GIVEN INSTRUCTION »
The entries below should be quoted exactly, with no pictures carried over.

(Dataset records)
## BEGIN

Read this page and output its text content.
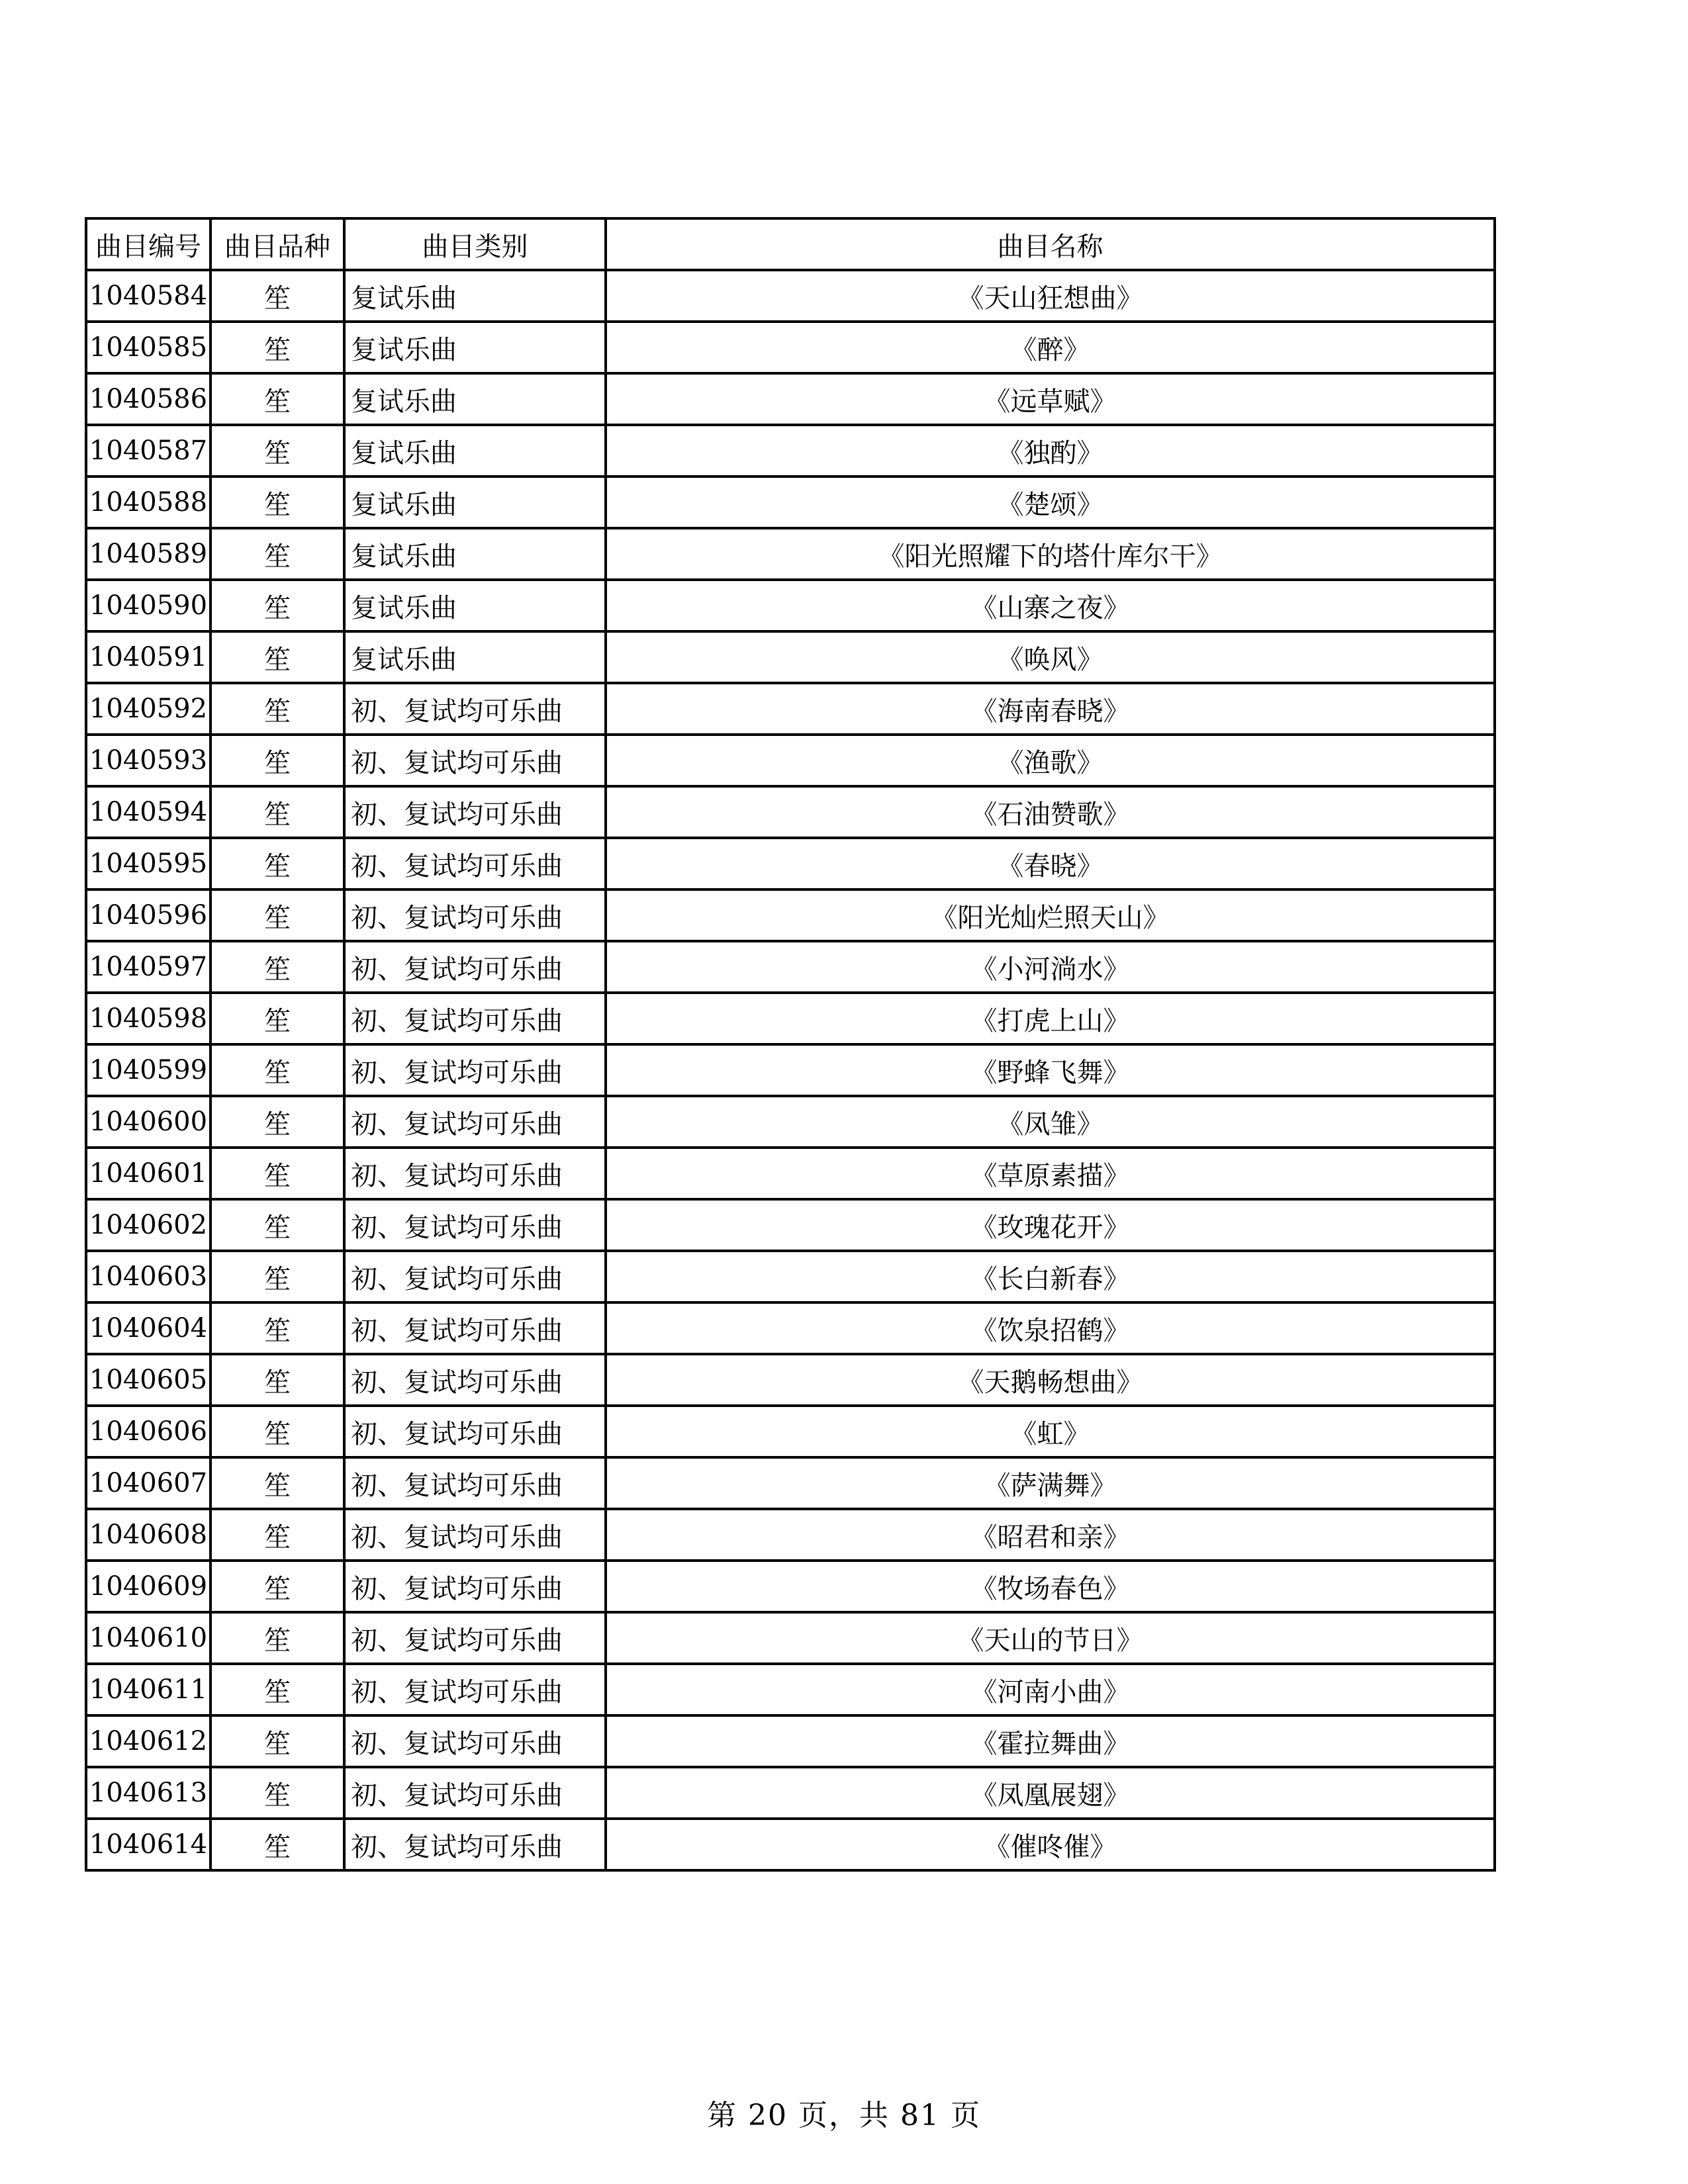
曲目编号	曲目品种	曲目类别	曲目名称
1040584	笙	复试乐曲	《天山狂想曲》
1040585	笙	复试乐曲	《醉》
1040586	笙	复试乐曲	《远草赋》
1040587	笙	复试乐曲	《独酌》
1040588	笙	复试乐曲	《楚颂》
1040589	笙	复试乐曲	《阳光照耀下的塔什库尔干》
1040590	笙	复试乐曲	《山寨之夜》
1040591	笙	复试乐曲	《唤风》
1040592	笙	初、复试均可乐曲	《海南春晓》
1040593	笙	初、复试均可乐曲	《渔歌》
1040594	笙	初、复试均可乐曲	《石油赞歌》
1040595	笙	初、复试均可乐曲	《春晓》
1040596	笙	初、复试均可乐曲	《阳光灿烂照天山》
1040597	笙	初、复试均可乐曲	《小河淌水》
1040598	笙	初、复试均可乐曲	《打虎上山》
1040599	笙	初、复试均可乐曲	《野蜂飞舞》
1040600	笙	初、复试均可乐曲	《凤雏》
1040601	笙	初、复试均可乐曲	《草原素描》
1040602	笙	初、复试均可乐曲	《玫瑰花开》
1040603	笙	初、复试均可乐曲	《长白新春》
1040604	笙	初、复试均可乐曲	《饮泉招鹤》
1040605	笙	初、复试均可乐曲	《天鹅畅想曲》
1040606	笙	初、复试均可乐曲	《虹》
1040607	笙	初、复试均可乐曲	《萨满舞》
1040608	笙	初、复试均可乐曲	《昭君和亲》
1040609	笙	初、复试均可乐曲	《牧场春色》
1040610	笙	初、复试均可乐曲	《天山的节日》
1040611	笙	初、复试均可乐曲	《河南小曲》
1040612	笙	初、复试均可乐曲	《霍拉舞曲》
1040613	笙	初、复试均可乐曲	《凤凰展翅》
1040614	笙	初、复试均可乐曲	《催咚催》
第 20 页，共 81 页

## END

RESPONSE TO THIS TASK »
Read this page and output its text content.
曲目编号	曲目品种	曲目类别	曲目名称
1040584	笙	复试乐曲	《天山狂想曲》
1040585	笙	复试乐曲	《醉》
1040586	笙	复试乐曲	《远草赋》
1040587	笙	复试乐曲	《独酌》
1040588	笙	复试乐曲	《楚颂》
1040589	笙	复试乐曲	《阳光照耀下的塔什库尔干》
1040590	笙	复试乐曲	《山寨之夜》
1040591	笙	复试乐曲	《唤风》
1040592	笙	初、复试均可乐曲	《海南春晓》
1040593	笙	初、复试均可乐曲	《渔歌》
1040594	笙	初、复试均可乐曲	《石油赞歌》
1040595	笙	初、复试均可乐曲	《春晓》
1040596	笙	初、复试均可乐曲	《阳光灿烂照天山》
1040597	笙	初、复试均可乐曲	《小河淌水》
1040598	笙	初、复试均可乐曲	《打虎上山》
1040599	笙	初、复试均可乐曲	《野蜂飞舞》
1040600	笙	初、复试均可乐曲	《凤雏》
1040601	笙	初、复试均可乐曲	《草原素描》
1040602	笙	初、复试均可乐曲	《玫瑰花开》
1040603	笙	初、复试均可乐曲	《长白新春》
1040604	笙	初、复试均可乐曲	《饮泉招鹤》
1040605	笙	初、复试均可乐曲	《天鹅畅想曲》
1040606	笙	初、复试均可乐曲	《虹》
1040607	笙	初、复试均可乐曲	《萨满舞》
1040608	笙	初、复试均可乐曲	《昭君和亲》
1040609	笙	初、复试均可乐曲	《牧场春色》
1040610	笙	初、复试均可乐曲	《天山的节日》
1040611	笙	初、复试均可乐曲	《河南小曲》
1040612	笙	初、复试均可乐曲	《霍拉舞曲》
1040613	笙	初、复试均可乐曲	《凤凰展翅》
1040614	笙	初、复试均可乐曲	《催咚催》
第 20 页，共 81 页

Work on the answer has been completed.